EXERCISE BRIEF: Leave out the pictures and print precisely the lines from the line with "Enumerate this screenshot's" to the final line of the entries, both ends included.

DATA RECORDS:
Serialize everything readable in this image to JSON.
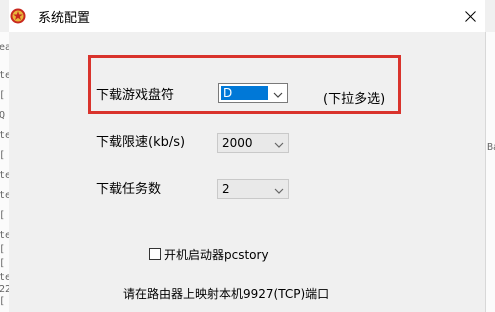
{
  "window": {
    "title": "系统配置"
  },
  "form": {
    "drive_label": "下载游戏盘符",
    "drive_value": "D",
    "drive_hint": "(下拉多选)",
    "speed_label": "下载限速(kb/s)",
    "speed_value": "2000",
    "tasks_label": "下载任务数",
    "tasks_value": "2",
    "autostart_label": "开机启动器pcstory",
    "autostart_checked": false,
    "port_note": "请在路由器上映射本机9927(TCP)端口"
  },
  "background_left_fragments": [
    "ea",
    "te",
    "[",
    "Q",
    "te",
    "[",
    "te",
    "te",
    "[",
    "te",
    "[",
    "[",
    "te",
    "22",
    "[",
    "te"
  ],
  "background_right_fragments": [
    "",
    "",
    "",
    "",
    "",
    "",
    "",
    "",
    "Ba",
    "",
    "",
    "",
    "",
    "",
    "",
    ""
  ],
  "colors": {
    "highlight": "#d9332c",
    "selection": "#0078d7"
  }
}
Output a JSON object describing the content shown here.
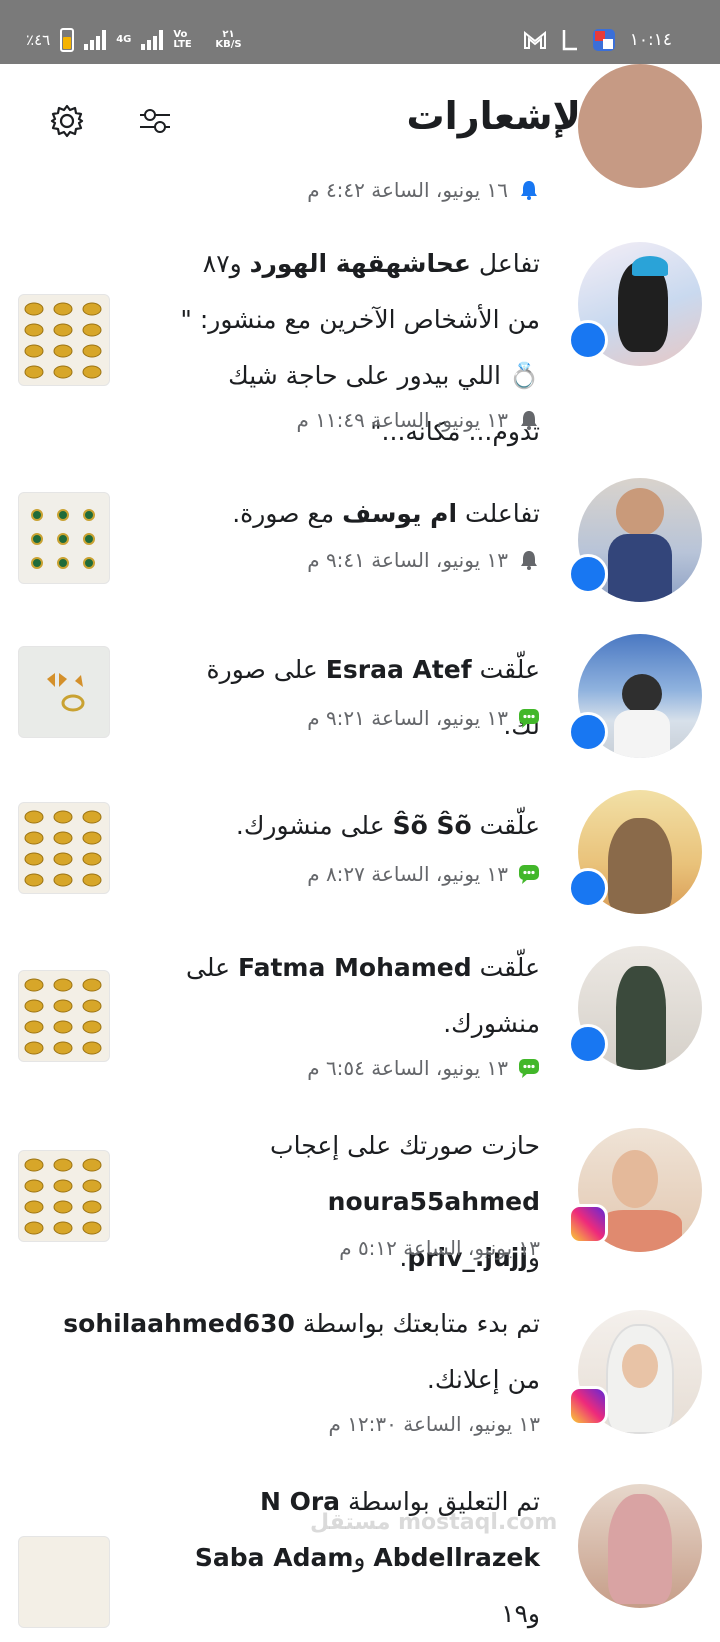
{
  "status_bar": {
    "battery_text": "٪٤٦",
    "network": "4G",
    "volte": "Vo LTE",
    "speed_value": "٢١",
    "speed_unit": "KB/S",
    "time": "١٠:١٤",
    "battery_color": "#f5b301"
  },
  "header": {
    "title": "الإشعارات",
    "back_icon": "chevron-right-icon",
    "filter_icon": "sliders-icon",
    "settings_icon": "gear-icon"
  },
  "notifications": [
    {
      "id": "n0",
      "partial": true,
      "meta": "١٦ يونيو، الساعة ٤:٤٢ م",
      "meta_icon": "bell-icon"
    },
    {
      "id": "n1",
      "platform": "facebook",
      "text_before": "تفاعل ",
      "actor": "عحاشهقهة الهورد",
      "text_after": " و٨٧ من الأشخاص الآخرين مع منشور: \" 💍 اللي بيدور على حاجة شيك تدوم... مكانه...\"",
      "meta": "١٣ يونيو، الساعة ١١:٤٩ م",
      "meta_icon": "bell-icon"
    },
    {
      "id": "n2",
      "platform": "facebook",
      "text_before": "تفاعلت ",
      "actor": "ام يوسف",
      "text_after": " مع صورة.",
      "meta": "١٣ يونيو، الساعة ٩:٤١ م",
      "meta_icon": "bell-icon"
    },
    {
      "id": "n3",
      "platform": "facebook",
      "text_before": "علّقت ",
      "actor": "Esraa Atef",
      "text_after": " على صورة لك.",
      "meta": "١٣ يونيو، الساعة ٩:٢١ م",
      "meta_icon": "comment-icon"
    },
    {
      "id": "n4",
      "platform": "facebook",
      "text_before": "علّقت ",
      "actor": "Ŝõ Ŝõ",
      "text_after": " على منشورك.",
      "meta": "١٣ يونيو، الساعة ٨:٢٧ م",
      "meta_icon": "comment-icon"
    },
    {
      "id": "n5",
      "platform": "facebook",
      "text_before": "علّقت ",
      "actor": "Fatma Mohamed",
      "text_after": " على منشورك.",
      "meta": "١٣ يونيو، الساعة ٦:٥٤ م",
      "meta_icon": "comment-icon"
    },
    {
      "id": "n6",
      "platform": "instagram",
      "text_before": "حازت صورتك على إعجاب ",
      "actor": "noura55ahmed",
      "text_mid": " و",
      "actor2": "priv_.jujj",
      "text_after": ".",
      "meta": "١٣ يونيو، الساعة ٥:١٢ م"
    },
    {
      "id": "n7",
      "platform": "instagram",
      "text_before": "تم بدء متابعتك بواسطة ",
      "actor": "sohilaahmed630",
      "text_after": " من إعلانك.",
      "meta": "١٣ يونيو، الساعة ١٢:٣٠ م"
    },
    {
      "id": "n8",
      "platform": "instagram",
      "partial": true,
      "text_before": "تم التعليق بواسطة ",
      "actor": "N Ora",
      "text_mid": " ",
      "actor2": "Abdellrazek",
      "text_mid2": " و",
      "actor3": "Saba Adam",
      "text_after": " و١٩"
    }
  ],
  "watermark": "مستقل mostaql.com"
}
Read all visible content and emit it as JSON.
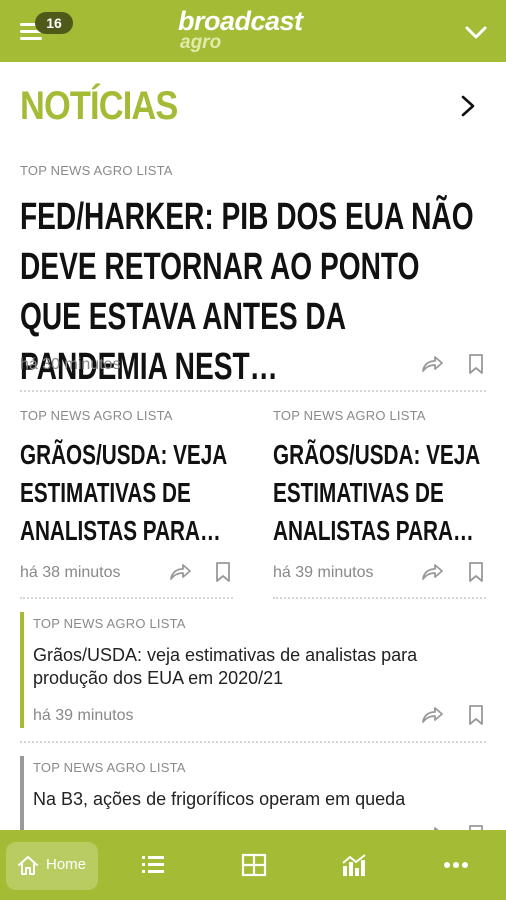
{
  "header": {
    "badge_count": "16",
    "logo_main": "broadcast",
    "logo_sub": "agro"
  },
  "section": {
    "title": "NOTÍCIAS"
  },
  "featured": {
    "tag": "TOP NEWS AGRO LISTA",
    "title": "FED/HARKER: PIB DOS EUA NÃO DEVE RETORNAR AO PONTO QUE ESTAVA ANTES DA PANDEMIA NEST…",
    "time": "há 30 minutos"
  },
  "columns": [
    {
      "tag": "TOP NEWS AGRO LISTA",
      "title": "GRÃOS/USDA: VEJA ESTIMATIVAS DE ANALISTAS PARA…",
      "time": "há 38 minutos"
    },
    {
      "tag": "TOP NEWS AGRO LISTA",
      "title": "GRÃOS/USDA: VEJA ESTIMATIVAS DE ANALISTAS PARA…",
      "time": "há 39 minutos"
    }
  ],
  "list": [
    {
      "tag": "TOP NEWS AGRO LISTA",
      "headline": "Grãos/USDA: veja estimativas de analistas para produção dos EUA em 2020/21",
      "time": "há 39 minutos",
      "accent": "#a3bb35"
    },
    {
      "tag": "TOP NEWS AGRO LISTA",
      "headline": "Na B3, ações de frigoríficos operam em queda",
      "accent": "#9a9a9a"
    }
  ],
  "bottom_nav": {
    "home_label": "Home",
    "items": [
      "home-icon",
      "list-icon",
      "grid-icon",
      "chart-icon",
      "more-icon"
    ]
  },
  "colors": {
    "brand": "#a3bb35",
    "badge": "#4f5a1a"
  }
}
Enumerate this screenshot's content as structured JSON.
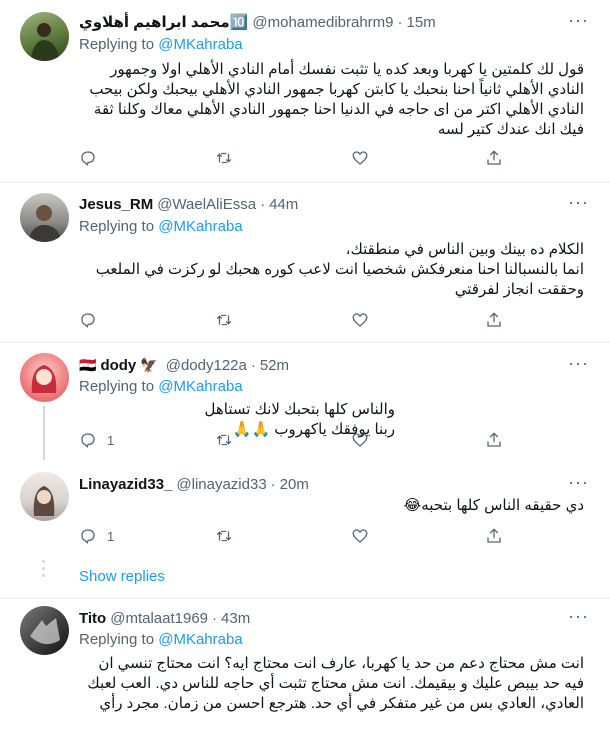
{
  "tweets": [
    {
      "name": "محمد ابراهيم أهلاوي🔟",
      "handle": "@mohamedibrahrm9",
      "time": "15m",
      "replying_prefix": "Replying to ",
      "replying_to": "@MKahraba",
      "text": "قول لك كلمتين يا كهربا وبعد كده يا تثبت نفسك أمام النادي الأهلي اولا وجمهور النادي الأهلي ثانياً احنا بنحبك يا كابتن كهربا جمهور النادي الأهلي بيحبك ولكن بيحب النادي الأهلي اكتر من اى حاجه في الدنيا احنا جمهور النادي الأهلي معاك وكلنا ثقة فيك انك عندك كتير لسه",
      "reply_count": "",
      "avatar_color": "#5d7a3c"
    },
    {
      "name": "Jesus_RM",
      "handle": "@WaelAliEssa",
      "time": "44m",
      "replying_prefix": "Replying to ",
      "replying_to": "@MKahraba",
      "text": "الكلام ده بينك وبين الناس في منطقتك،\nانما بالنسبالنا احنا منعرفكش شخصيا انت لاعب كوره هحبك لو ركزت في الملعب وحققت انجاز لفرقتي",
      "reply_count": "",
      "avatar_color": "#8c8a86"
    },
    {
      "name": "dody",
      "flag": "🇪🇬",
      "badge": "🦅",
      "handle": "@dody122a",
      "time": "52m",
      "replying_prefix": "Replying to ",
      "replying_to": "@MKahraba",
      "text": "والناس كلها بتحبك لانك تستاهل ربنا يوفقك ياكهروب 🙏🙏",
      "reply_count": "1",
      "avatar_color": "#e04a5a"
    },
    {
      "name": "Linayazid33_",
      "handle": "@linayazid33",
      "time": "20m",
      "text": "دي حقيقه الناس كلها بتحبه😂",
      "reply_count": "1",
      "avatar_color": "#d8d3cf"
    },
    {
      "name": "Tito",
      "handle": "@mtalaat1969",
      "time": "43m",
      "replying_prefix": "Replying to ",
      "replying_to": "@MKahraba",
      "text": "انت مش محتاج دعم من حد يا كهربا، عارف انت محتاج ايه؟ انت محتاج تنسي ان فيه حد بيبص عليك و بيقيمك. انت مش محتاج تثبت أي حاجه للناس دي. العب لعبك العادي، العادي بس من غير متفكر في أي حد. هترجع احسن من زمان. مجرد رأي",
      "avatar_color": "#3a3a3a"
    }
  ],
  "show_replies": "Show replies",
  "dot": "·",
  "more": "···",
  "icons": [
    "reply-icon",
    "retweet-icon",
    "like-icon",
    "share-icon",
    "more-icon"
  ]
}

WORKED SOLUTION:
Enumerate this screenshot's content as structured JSON.
{
  "tweets": [
    {
      "name": "محمد ابراهيم أهلاوي🔟",
      "handle": "@mohamedibrahrm9",
      "time": "15m",
      "replying_prefix": "Replying to ",
      "replying_to": "@MKahraba",
      "text": "قول لك كلمتين يا كهربا وبعد كده يا تثبت نفسك أمام النادي الأهلي اولا وجمهور النادي الأهلي ثانياً احنا بنحبك يا كابتن كهربا جمهور النادي الأهلي بيحبك ولكن بيحب النادي الأهلي اكتر من اى حاجه في الدنيا احنا جمهور النادي الأهلي معاك وكلنا ثقة فيك انك عندك كتير لسه",
      "reply_count": "",
      "avatar_color": "#5d7a3c"
    },
    {
      "name": "Jesus_RM",
      "handle": "@WaelAliEssa",
      "time": "44m",
      "replying_prefix": "Replying to ",
      "replying_to": "@MKahraba",
      "text": "الكلام ده بينك وبين الناس في منطقتك،\nانما بالنسبالنا احنا منعرفكش شخصيا انت لاعب كوره هحبك لو ركزت في الملعب وحققت انجاز لفرقتي",
      "reply_count": "",
      "avatar_color": "#8c8a86"
    },
    {
      "name": "dody",
      "flag": "🇪🇬",
      "badge": "🦅",
      "handle": "@dody122a",
      "time": "52m",
      "replying_prefix": "Replying to ",
      "replying_to": "@MKahraba",
      "text": "والناس كلها بتحبك لانك تستاهل ربنا يوفقك ياكهروب 🙏🙏",
      "reply_count": "1",
      "avatar_color": "#e04a5a"
    },
    {
      "name": "Linayazid33_",
      "handle": "@linayazid33",
      "time": "20m",
      "text": "دي حقيقه الناس كلها بتحبه😂",
      "reply_count": "1",
      "avatar_color": "#d8d3cf"
    },
    {
      "name": "Tito",
      "handle": "@mtalaat1969",
      "time": "43m",
      "replying_prefix": "Replying to ",
      "replying_to": "@MKahraba",
      "text": "انت مش محتاج دعم من حد يا كهربا، عارف انت محتاج ايه؟ انت محتاج تنسي ان فيه حد بيبص عليك و بيقيمك. انت مش محتاج تثبت أي حاجه للناس دي. العب لعبك العادي، العادي بس من غير متفكر في أي حد. هترجع احسن من زمان. مجرد رأي",
      "avatar_color": "#3a3a3a"
    }
  ],
  "show_replies": "Show replies",
  "dot": "·",
  "more": "···",
  "icons": [
    "reply-icon",
    "retweet-icon",
    "like-icon",
    "share-icon",
    "more-icon"
  ]
}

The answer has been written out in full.